### TASK TO CARRY OUT
Using the listing below, report all lines holding the word "time".

### DATA SECTION
== == ==

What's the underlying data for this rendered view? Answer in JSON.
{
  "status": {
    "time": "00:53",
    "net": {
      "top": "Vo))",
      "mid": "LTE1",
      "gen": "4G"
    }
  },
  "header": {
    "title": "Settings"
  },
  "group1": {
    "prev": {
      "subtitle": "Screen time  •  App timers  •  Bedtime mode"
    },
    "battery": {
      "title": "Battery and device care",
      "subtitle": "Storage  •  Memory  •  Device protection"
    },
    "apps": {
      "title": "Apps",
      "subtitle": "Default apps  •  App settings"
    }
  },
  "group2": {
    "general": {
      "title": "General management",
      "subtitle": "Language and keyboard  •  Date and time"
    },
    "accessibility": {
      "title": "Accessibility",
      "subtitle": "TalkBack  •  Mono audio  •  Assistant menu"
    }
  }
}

== == ==

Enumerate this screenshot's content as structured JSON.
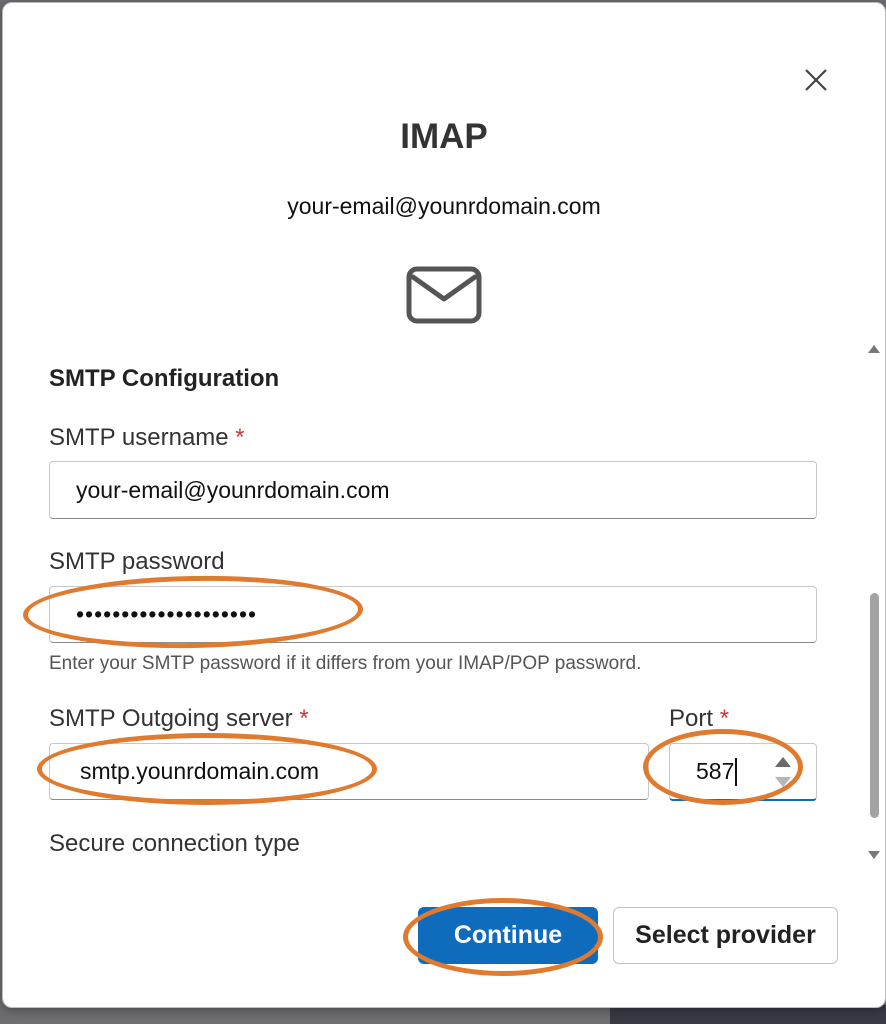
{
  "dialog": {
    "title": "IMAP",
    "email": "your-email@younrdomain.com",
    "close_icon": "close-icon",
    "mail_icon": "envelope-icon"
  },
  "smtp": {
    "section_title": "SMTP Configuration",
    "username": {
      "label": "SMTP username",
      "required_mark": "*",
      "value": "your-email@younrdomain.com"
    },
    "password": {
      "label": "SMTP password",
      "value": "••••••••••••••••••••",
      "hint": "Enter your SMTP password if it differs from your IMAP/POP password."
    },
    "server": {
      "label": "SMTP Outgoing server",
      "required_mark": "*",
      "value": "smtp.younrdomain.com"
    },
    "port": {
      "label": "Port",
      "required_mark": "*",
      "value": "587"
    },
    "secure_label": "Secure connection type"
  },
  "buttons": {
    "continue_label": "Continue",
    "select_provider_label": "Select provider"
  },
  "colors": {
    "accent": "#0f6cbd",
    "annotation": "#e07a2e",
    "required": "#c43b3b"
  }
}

== == ==

### RESPONSE TO THE TASK
    "time": "00:53",
      "subtitle": "Screen time  •  App timers  •  Bedtime mode"
      "subtitle": "Language and keyboard  •  Date and time"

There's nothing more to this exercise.